■ **Directions for this task**
Repeat every record below exactly as it appears.

[Start Material for this task]

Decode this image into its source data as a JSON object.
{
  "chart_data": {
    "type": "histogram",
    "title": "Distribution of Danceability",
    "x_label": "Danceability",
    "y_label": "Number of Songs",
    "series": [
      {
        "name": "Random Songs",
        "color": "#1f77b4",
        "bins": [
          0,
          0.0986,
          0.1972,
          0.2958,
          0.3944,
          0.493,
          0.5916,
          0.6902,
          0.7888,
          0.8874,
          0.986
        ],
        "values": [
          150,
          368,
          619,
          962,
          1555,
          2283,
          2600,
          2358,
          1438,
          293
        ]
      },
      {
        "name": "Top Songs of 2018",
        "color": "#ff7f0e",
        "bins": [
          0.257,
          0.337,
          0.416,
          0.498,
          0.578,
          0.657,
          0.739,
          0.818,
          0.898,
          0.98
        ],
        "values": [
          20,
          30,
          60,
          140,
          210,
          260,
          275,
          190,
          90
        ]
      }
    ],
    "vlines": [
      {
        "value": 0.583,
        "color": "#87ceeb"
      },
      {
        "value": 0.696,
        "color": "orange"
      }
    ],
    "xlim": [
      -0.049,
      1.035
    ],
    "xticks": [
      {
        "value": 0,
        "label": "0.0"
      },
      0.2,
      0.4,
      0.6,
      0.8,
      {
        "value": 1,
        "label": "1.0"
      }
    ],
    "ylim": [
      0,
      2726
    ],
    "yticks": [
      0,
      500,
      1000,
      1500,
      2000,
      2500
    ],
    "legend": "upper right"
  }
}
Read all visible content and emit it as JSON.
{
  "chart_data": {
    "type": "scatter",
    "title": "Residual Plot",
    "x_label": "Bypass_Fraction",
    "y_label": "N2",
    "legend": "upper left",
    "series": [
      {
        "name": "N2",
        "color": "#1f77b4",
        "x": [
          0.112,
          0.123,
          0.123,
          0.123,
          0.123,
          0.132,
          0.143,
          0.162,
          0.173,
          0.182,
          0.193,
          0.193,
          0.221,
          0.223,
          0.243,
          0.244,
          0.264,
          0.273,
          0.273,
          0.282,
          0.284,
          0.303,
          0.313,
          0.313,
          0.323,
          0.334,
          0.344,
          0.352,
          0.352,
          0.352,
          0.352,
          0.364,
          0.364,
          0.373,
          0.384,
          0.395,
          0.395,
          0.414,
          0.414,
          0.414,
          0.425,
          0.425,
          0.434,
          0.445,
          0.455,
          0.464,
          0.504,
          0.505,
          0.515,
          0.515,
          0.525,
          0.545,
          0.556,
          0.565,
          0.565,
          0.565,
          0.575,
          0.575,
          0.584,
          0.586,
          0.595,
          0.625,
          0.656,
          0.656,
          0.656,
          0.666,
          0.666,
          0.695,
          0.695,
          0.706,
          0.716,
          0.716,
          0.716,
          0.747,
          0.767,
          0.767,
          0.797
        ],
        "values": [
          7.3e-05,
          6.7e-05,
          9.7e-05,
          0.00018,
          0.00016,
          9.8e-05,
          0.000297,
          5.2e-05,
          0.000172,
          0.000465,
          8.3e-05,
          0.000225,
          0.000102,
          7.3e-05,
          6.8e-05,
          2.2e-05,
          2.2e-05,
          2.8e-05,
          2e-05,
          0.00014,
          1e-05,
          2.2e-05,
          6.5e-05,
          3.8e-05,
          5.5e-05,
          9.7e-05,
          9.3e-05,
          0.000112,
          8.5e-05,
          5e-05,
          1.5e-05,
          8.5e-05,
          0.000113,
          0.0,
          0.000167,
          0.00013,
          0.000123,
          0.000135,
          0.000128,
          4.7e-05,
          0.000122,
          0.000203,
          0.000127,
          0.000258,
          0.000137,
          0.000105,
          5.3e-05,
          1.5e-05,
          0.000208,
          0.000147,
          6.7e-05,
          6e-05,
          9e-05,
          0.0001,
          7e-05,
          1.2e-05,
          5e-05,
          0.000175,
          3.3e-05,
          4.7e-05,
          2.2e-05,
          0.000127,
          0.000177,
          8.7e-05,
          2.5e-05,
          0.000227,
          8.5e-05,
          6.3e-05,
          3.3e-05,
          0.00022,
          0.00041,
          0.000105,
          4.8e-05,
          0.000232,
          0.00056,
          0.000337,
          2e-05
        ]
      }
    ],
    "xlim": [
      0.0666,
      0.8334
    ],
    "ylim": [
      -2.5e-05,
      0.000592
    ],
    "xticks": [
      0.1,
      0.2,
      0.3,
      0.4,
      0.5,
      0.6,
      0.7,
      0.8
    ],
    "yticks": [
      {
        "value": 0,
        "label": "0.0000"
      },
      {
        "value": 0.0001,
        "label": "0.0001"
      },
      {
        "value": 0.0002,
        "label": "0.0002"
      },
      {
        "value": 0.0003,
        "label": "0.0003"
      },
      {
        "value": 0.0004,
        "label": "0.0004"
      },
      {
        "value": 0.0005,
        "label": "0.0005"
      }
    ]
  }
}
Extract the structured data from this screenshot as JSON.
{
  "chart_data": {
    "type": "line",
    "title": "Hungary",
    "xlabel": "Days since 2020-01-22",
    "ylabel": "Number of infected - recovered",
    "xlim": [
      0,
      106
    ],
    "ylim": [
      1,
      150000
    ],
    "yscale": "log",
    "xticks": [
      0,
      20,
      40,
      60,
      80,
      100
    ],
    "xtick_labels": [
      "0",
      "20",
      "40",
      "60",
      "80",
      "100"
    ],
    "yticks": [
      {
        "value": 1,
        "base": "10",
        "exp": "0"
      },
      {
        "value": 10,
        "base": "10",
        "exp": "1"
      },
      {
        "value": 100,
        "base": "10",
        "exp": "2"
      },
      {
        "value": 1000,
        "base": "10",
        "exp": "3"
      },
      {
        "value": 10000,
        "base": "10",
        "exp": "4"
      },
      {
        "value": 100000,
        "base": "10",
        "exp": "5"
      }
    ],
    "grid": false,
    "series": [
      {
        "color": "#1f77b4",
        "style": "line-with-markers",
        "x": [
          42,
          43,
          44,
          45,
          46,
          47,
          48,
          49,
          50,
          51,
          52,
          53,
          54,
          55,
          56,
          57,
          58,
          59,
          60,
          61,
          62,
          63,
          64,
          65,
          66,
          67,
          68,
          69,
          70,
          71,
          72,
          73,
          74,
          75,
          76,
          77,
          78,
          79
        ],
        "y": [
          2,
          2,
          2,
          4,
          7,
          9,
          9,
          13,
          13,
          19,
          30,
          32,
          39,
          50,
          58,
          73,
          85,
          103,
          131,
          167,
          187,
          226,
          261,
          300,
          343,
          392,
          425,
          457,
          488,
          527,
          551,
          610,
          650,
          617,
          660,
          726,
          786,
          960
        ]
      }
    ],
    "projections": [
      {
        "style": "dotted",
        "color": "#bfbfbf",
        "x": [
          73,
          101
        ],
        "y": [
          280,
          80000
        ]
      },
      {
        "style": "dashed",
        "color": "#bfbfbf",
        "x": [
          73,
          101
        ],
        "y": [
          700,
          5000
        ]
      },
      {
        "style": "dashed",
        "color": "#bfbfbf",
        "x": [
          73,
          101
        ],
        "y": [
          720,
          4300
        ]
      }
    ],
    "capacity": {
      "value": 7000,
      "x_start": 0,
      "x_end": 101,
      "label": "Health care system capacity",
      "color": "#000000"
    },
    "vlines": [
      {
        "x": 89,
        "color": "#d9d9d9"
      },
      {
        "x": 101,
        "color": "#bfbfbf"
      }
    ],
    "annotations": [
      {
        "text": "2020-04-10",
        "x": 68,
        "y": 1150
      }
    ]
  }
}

[End Material for this task]

■ **Finished answer**
Decode this image into its source data as a JSON object.
{
  "chart_data": {
    "type": "histogram",
    "title": "Distribution of Danceability",
    "x_label": "Danceability",
    "y_label": "Number of Songs",
    "series": [
      {
        "name": "Random Songs",
        "color": "#1f77b4",
        "bins": [
          0,
          0.0986,
          0.1972,
          0.2958,
          0.3944,
          0.493,
          0.5916,
          0.6902,
          0.7888,
          0.8874,
          0.986
        ],
        "values": [
          150,
          368,
          619,
          962,
          1555,
          2283,
          2600,
          2358,
          1438,
          293
        ]
      },
      {
        "name": "Top Songs of 2018",
        "color": "#ff7f0e",
        "bins": [
          0.257,
          0.337,
          0.416,
          0.498,
          0.578,
          0.657,
          0.739,
          0.818,
          0.898,
          0.98
        ],
        "values": [
          20,
          30,
          60,
          140,
          210,
          260,
          275,
          190,
          90
        ]
      }
    ],
    "vlines": [
      {
        "value": 0.583,
        "color": "#87ceeb"
      },
      {
        "value": 0.696,
        "color": "orange"
      }
    ],
    "xlim": [
      -0.049,
      1.035
    ],
    "xticks": [
      {
        "value": 0,
        "label": "0.0"
      },
      0.2,
      0.4,
      0.6,
      0.8,
      {
        "value": 1,
        "label": "1.0"
      }
    ],
    "ylim": [
      0,
      2726
    ],
    "yticks": [
      0,
      500,
      1000,
      1500,
      2000,
      2500
    ],
    "legend": "upper right"
  }
}
Read all visible content and emit it as JSON.
{
  "chart_data": {
    "type": "scatter",
    "title": "Residual Plot",
    "x_label": "Bypass_Fraction",
    "y_label": "N2",
    "legend": "upper left",
    "series": [
      {
        "name": "N2",
        "color": "#1f77b4",
        "x": [
          0.112,
          0.123,
          0.123,
          0.123,
          0.123,
          0.132,
          0.143,
          0.162,
          0.173,
          0.182,
          0.193,
          0.193,
          0.221,
          0.223,
          0.243,
          0.244,
          0.264,
          0.273,
          0.273,
          0.282,
          0.284,
          0.303,
          0.313,
          0.313,
          0.323,
          0.334,
          0.344,
          0.352,
          0.352,
          0.352,
          0.352,
          0.364,
          0.364,
          0.373,
          0.384,
          0.395,
          0.395,
          0.414,
          0.414,
          0.414,
          0.425,
          0.425,
          0.434,
          0.445,
          0.455,
          0.464,
          0.504,
          0.505,
          0.515,
          0.515,
          0.525,
          0.545,
          0.556,
          0.565,
          0.565,
          0.565,
          0.575,
          0.575,
          0.584,
          0.586,
          0.595,
          0.625,
          0.656,
          0.656,
          0.656,
          0.666,
          0.666,
          0.695,
          0.695,
          0.706,
          0.716,
          0.716,
          0.716,
          0.747,
          0.767,
          0.767,
          0.797
        ],
        "values": [
          7.3e-05,
          6.7e-05,
          9.7e-05,
          0.00018,
          0.00016,
          9.8e-05,
          0.000297,
          5.2e-05,
          0.000172,
          0.000465,
          8.3e-05,
          0.000225,
          0.000102,
          7.3e-05,
          6.8e-05,
          2.2e-05,
          2.2e-05,
          2.8e-05,
          2e-05,
          0.00014,
          1e-05,
          2.2e-05,
          6.5e-05,
          3.8e-05,
          5.5e-05,
          9.7e-05,
          9.3e-05,
          0.000112,
          8.5e-05,
          5e-05,
          1.5e-05,
          8.5e-05,
          0.000113,
          0.0,
          0.000167,
          0.00013,
          0.000123,
          0.000135,
          0.000128,
          4.7e-05,
          0.000122,
          0.000203,
          0.000127,
          0.000258,
          0.000137,
          0.000105,
          5.3e-05,
          1.5e-05,
          0.000208,
          0.000147,
          6.7e-05,
          6e-05,
          9e-05,
          0.0001,
          7e-05,
          1.2e-05,
          5e-05,
          0.000175,
          3.3e-05,
          4.7e-05,
          2.2e-05,
          0.000127,
          0.000177,
          8.7e-05,
          2.5e-05,
          0.000227,
          8.5e-05,
          6.3e-05,
          3.3e-05,
          0.00022,
          0.00041,
          0.000105,
          4.8e-05,
          0.000232,
          0.00056,
          0.000337,
          2e-05
        ]
      }
    ],
    "xlim": [
      0.0666,
      0.8334
    ],
    "ylim": [
      -2.5e-05,
      0.000592
    ],
    "xticks": [
      0.1,
      0.2,
      0.3,
      0.4,
      0.5,
      0.6,
      0.7,
      0.8
    ],
    "yticks": [
      {
        "value": 0,
        "label": "0.0000"
      },
      {
        "value": 0.0001,
        "label": "0.0001"
      },
      {
        "value": 0.0002,
        "label": "0.0002"
      },
      {
        "value": 0.0003,
        "label": "0.0003"
      },
      {
        "value": 0.0004,
        "label": "0.0004"
      },
      {
        "value": 0.0005,
        "label": "0.0005"
      }
    ]
  }
}
Extract the structured data from this screenshot as JSON.
{
  "chart_data": {
    "type": "line",
    "title": "Hungary",
    "xlabel": "Days since 2020-01-22",
    "ylabel": "Number of infected - recovered",
    "xlim": [
      0,
      106
    ],
    "ylim": [
      1,
      150000
    ],
    "yscale": "log",
    "xticks": [
      0,
      20,
      40,
      60,
      80,
      100
    ],
    "xtick_labels": [
      "0",
      "20",
      "40",
      "60",
      "80",
      "100"
    ],
    "yticks": [
      {
        "value": 1,
        "base": "10",
        "exp": "0"
      },
      {
        "value": 10,
        "base": "10",
        "exp": "1"
      },
      {
        "value": 100,
        "base": "10",
        "exp": "2"
      },
      {
        "value": 1000,
        "base": "10",
        "exp": "3"
      },
      {
        "value": 10000,
        "base": "10",
        "exp": "4"
      },
      {
        "value": 100000,
        "base": "10",
        "exp": "5"
      }
    ],
    "grid": false,
    "series": [
      {
        "color": "#1f77b4",
        "style": "line-with-markers",
        "x": [
          42,
          43,
          44,
          45,
          46,
          47,
          48,
          49,
          50,
          51,
          52,
          53,
          54,
          55,
          56,
          57,
          58,
          59,
          60,
          61,
          62,
          63,
          64,
          65,
          66,
          67,
          68,
          69,
          70,
          71,
          72,
          73,
          74,
          75,
          76,
          77,
          78,
          79
        ],
        "y": [
          2,
          2,
          2,
          4,
          7,
          9,
          9,
          13,
          13,
          19,
          30,
          32,
          39,
          50,
          58,
          73,
          85,
          103,
          131,
          167,
          187,
          226,
          261,
          300,
          343,
          392,
          425,
          457,
          488,
          527,
          551,
          610,
          650,
          617,
          660,
          726,
          786,
          960
        ]
      }
    ],
    "projections": [
      {
        "style": "dotted",
        "color": "#bfbfbf",
        "x": [
          73,
          101
        ],
        "y": [
          280,
          80000
        ]
      },
      {
        "style": "dashed",
        "color": "#bfbfbf",
        "x": [
          73,
          101
        ],
        "y": [
          700,
          5000
        ]
      },
      {
        "style": "dashed",
        "color": "#bfbfbf",
        "x": [
          73,
          101
        ],
        "y": [
          720,
          4300
        ]
      }
    ],
    "capacity": {
      "value": 7000,
      "x_start": 0,
      "x_end": 101,
      "label": "Health care system capacity",
      "color": "#000000"
    },
    "vlines": [
      {
        "x": 89,
        "color": "#d9d9d9"
      },
      {
        "x": 101,
        "color": "#bfbfbf"
      }
    ],
    "annotations": [
      {
        "text": "2020-04-10",
        "x": 68,
        "y": 1150
      }
    ]
  }
}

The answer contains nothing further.